To do
Locate each line containing the string "洁净室的设施已经建成" and copy it out.

Input records

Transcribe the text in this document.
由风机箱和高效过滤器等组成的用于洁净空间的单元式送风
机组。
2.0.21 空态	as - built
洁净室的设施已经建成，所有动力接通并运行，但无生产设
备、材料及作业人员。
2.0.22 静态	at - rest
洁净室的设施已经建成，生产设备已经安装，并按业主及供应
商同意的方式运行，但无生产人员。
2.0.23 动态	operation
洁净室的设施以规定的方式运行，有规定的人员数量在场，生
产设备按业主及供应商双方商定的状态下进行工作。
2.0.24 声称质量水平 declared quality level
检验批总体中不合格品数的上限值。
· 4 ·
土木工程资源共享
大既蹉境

Correct answer
洁净室的设施已经建成，所有动力接通并运行，但无生产设
洁净室的设施已经建成，生产设备已经安装，并按业主及供应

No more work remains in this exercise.